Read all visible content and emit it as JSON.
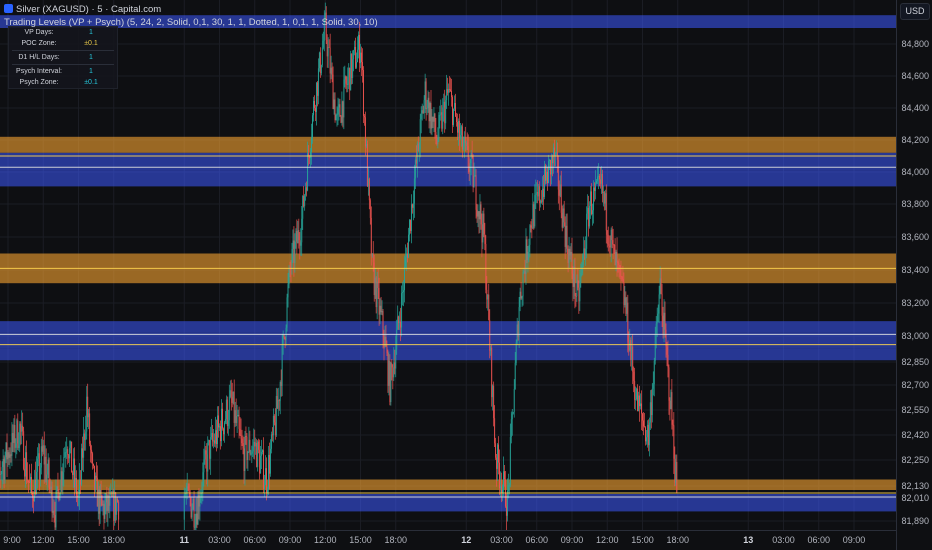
{
  "header": {
    "symbol_line": "Silver (XAGUSD) · 5 · Capital.com",
    "indicator_line": "Trading Levels (VP + Psych) (5, 24, 2, Solid, 0,1, 30, 1, 1, Dotted, 1, 0,1, 1, Solid, 30, 10)"
  },
  "currency": "USD",
  "info_table": [
    {
      "key": "VP Days:",
      "value": "1",
      "color": "#26c6da"
    },
    {
      "key": "POC Zone:",
      "value": "±0.1",
      "color": "#e6c84a"
    },
    {
      "key": "D1 H/L Days:",
      "value": "1",
      "color": "#26c6da"
    },
    {
      "key": "Psych Interval:",
      "value": "1",
      "color": "#26c6da"
    },
    {
      "key": "Psych Zone:",
      "value": "±0.1",
      "color": "#26c6da"
    }
  ],
  "colors": {
    "up": "#26a69a",
    "down": "#ef5350",
    "orange_zone": "#f0a030",
    "blue_zone": "#3d5afe",
    "line_yellow": "#ffd54f",
    "line_white": "#e0e0e0"
  },
  "chart_data": {
    "type": "candlestick",
    "interval": "5",
    "y_ticks": [
      {
        "label": "84,800",
        "value": 84.8
      },
      {
        "label": "84,600",
        "value": 84.6
      },
      {
        "label": "84,400",
        "value": 84.4
      },
      {
        "label": "84,200",
        "value": 84.2
      },
      {
        "label": "84,000",
        "value": 84.0
      },
      {
        "label": "83,800",
        "value": 83.8
      },
      {
        "label": "83,600",
        "value": 83.6
      },
      {
        "label": "83,400",
        "value": 83.4
      },
      {
        "label": "83,200",
        "value": 83.2
      },
      {
        "label": "83,000",
        "value": 83.0
      },
      {
        "label": "82,850",
        "value": 82.85
      },
      {
        "label": "82,700",
        "value": 82.7
      },
      {
        "label": "82,550",
        "value": 82.55
      },
      {
        "label": "82,420",
        "value": 82.42
      },
      {
        "label": "82,250",
        "value": 82.25
      },
      {
        "label": "82,130",
        "value": 82.13
      },
      {
        "label": "82,010",
        "value": 82.01
      },
      {
        "label": "81,890",
        "value": 81.89
      }
    ],
    "x_ticks": [
      {
        "label": "9:00",
        "hours": 0,
        "day": false
      },
      {
        "label": "12:00",
        "hours": 3,
        "day": false
      },
      {
        "label": "15:00",
        "hours": 6,
        "day": false
      },
      {
        "label": "18:00",
        "hours": 9,
        "day": false
      },
      {
        "label": "11",
        "hours": 15,
        "day": true
      },
      {
        "label": "03:00",
        "hours": 18,
        "day": false
      },
      {
        "label": "06:00",
        "hours": 21,
        "day": false
      },
      {
        "label": "09:00",
        "hours": 24,
        "day": false
      },
      {
        "label": "12:00",
        "hours": 27,
        "day": false
      },
      {
        "label": "15:00",
        "hours": 30,
        "day": false
      },
      {
        "label": "18:00",
        "hours": 33,
        "day": false
      },
      {
        "label": "12",
        "hours": 39,
        "day": true
      },
      {
        "label": "03:00",
        "hours": 42,
        "day": false
      },
      {
        "label": "06:00",
        "hours": 45,
        "day": false
      },
      {
        "label": "09:00",
        "hours": 48,
        "day": false
      },
      {
        "label": "12:00",
        "hours": 51,
        "day": false
      },
      {
        "label": "15:00",
        "hours": 54,
        "day": false
      },
      {
        "label": "18:00",
        "hours": 57,
        "day": false
      },
      {
        "label": "13",
        "hours": 63,
        "day": true
      },
      {
        "label": "03:00",
        "hours": 66,
        "day": false
      },
      {
        "label": "06:00",
        "hours": 69,
        "day": false
      },
      {
        "label": "09:00",
        "hours": 72,
        "day": false
      }
    ],
    "zones": [
      {
        "color": "blue",
        "y_top": 84.98,
        "y_bottom": 84.9
      },
      {
        "color": "orange",
        "y_top": 84.22,
        "y_bottom": 84.12
      },
      {
        "color": "blue",
        "y_top": 84.12,
        "y_bottom": 84.01
      },
      {
        "color": "blue",
        "y_top": 84.01,
        "y_bottom": 83.91
      },
      {
        "color": "orange",
        "y_top": 83.5,
        "y_bottom": 83.32
      },
      {
        "color": "blue",
        "y_top": 83.09,
        "y_bottom": 83.02
      },
      {
        "color": "blue",
        "y_top": 83.02,
        "y_bottom": 82.93
      },
      {
        "color": "blue",
        "y_top": 82.93,
        "y_bottom": 82.86
      },
      {
        "color": "orange",
        "y_top": 82.16,
        "y_bottom": 82.09
      },
      {
        "color": "blue",
        "y_top": 82.05,
        "y_bottom": 81.94
      }
    ],
    "lines": [
      {
        "color": "yellow",
        "y": 84.1
      },
      {
        "color": "white",
        "y": 84.03
      },
      {
        "color": "yellow",
        "y": 83.41
      },
      {
        "color": "white",
        "y": 83.01
      },
      {
        "color": "yellow",
        "y": 82.95
      },
      {
        "color": "yellow",
        "y": 82.06
      },
      {
        "color": "white",
        "y": 82.02
      }
    ],
    "price_path": [
      {
        "hours": -1.5,
        "price": 82.1
      },
      {
        "hours": 0,
        "price": 82.3
      },
      {
        "hours": 1,
        "price": 82.45
      },
      {
        "hours": 2,
        "price": 82.05
      },
      {
        "hours": 3,
        "price": 82.3
      },
      {
        "hours": 4,
        "price": 81.95
      },
      {
        "hours": 5,
        "price": 82.4
      },
      {
        "hours": 6,
        "price": 82.0
      },
      {
        "hours": 6.7,
        "price": 82.6
      },
      {
        "hours": 7.2,
        "price": 82.15
      },
      {
        "hours": 8,
        "price": 81.95
      },
      {
        "hours": 9.5,
        "price": 82.0
      },
      {
        "hours": 15,
        "price": 82.05
      },
      {
        "hours": 16,
        "price": 81.95
      },
      {
        "hours": 17,
        "price": 82.3
      },
      {
        "hours": 18,
        "price": 82.45
      },
      {
        "hours": 19,
        "price": 82.6
      },
      {
        "hours": 20,
        "price": 82.3
      },
      {
        "hours": 21,
        "price": 82.35
      },
      {
        "hours": 22,
        "price": 82.15
      },
      {
        "hours": 23,
        "price": 82.6
      },
      {
        "hours": 24,
        "price": 83.4
      },
      {
        "hours": 25,
        "price": 83.7
      },
      {
        "hours": 26,
        "price": 84.4
      },
      {
        "hours": 27,
        "price": 84.9
      },
      {
        "hours": 28,
        "price": 84.3
      },
      {
        "hours": 29,
        "price": 84.6
      },
      {
        "hours": 30,
        "price": 84.8
      },
      {
        "hours": 31,
        "price": 83.4
      },
      {
        "hours": 32,
        "price": 83.0
      },
      {
        "hours": 32.5,
        "price": 82.7
      },
      {
        "hours": 33.5,
        "price": 83.2
      },
      {
        "hours": 34.5,
        "price": 83.9
      },
      {
        "hours": 35.5,
        "price": 84.5
      },
      {
        "hours": 36.5,
        "price": 84.2
      },
      {
        "hours": 37.5,
        "price": 84.5
      },
      {
        "hours": 38.5,
        "price": 84.2
      },
      {
        "hours": 39.5,
        "price": 84.0
      },
      {
        "hours": 40.5,
        "price": 83.6
      },
      {
        "hours": 41.5,
        "price": 82.3
      },
      {
        "hours": 42.5,
        "price": 82.0
      },
      {
        "hours": 43.5,
        "price": 83.2
      },
      {
        "hours": 44.5,
        "price": 83.7
      },
      {
        "hours": 45.5,
        "price": 83.9
      },
      {
        "hours": 46.5,
        "price": 84.1
      },
      {
        "hours": 47.5,
        "price": 83.6
      },
      {
        "hours": 48.5,
        "price": 83.2
      },
      {
        "hours": 49.5,
        "price": 83.8
      },
      {
        "hours": 50.5,
        "price": 83.9
      },
      {
        "hours": 51.5,
        "price": 83.5
      },
      {
        "hours": 52.5,
        "price": 83.2
      },
      {
        "hours": 53.5,
        "price": 82.6
      },
      {
        "hours": 54.5,
        "price": 82.4
      },
      {
        "hours": 55.5,
        "price": 83.3
      },
      {
        "hours": 56.5,
        "price": 82.5
      },
      {
        "hours": 57,
        "price": 82.0
      }
    ]
  }
}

◆ **REQUIRED TASK**: Look through the entries above; copy every line holding the string "Psych".

◆ **EXERCISE RESULT**:
    "indicator_line": "Trading Levels (VP + Psych) (5, 24, 2, Solid, 0,1, 30, 1, 1, Dotted, 1, 0,1, 1, Solid, 30, 10)"
      "key": "Psych Interval:",
      "key": "Psych Zone:",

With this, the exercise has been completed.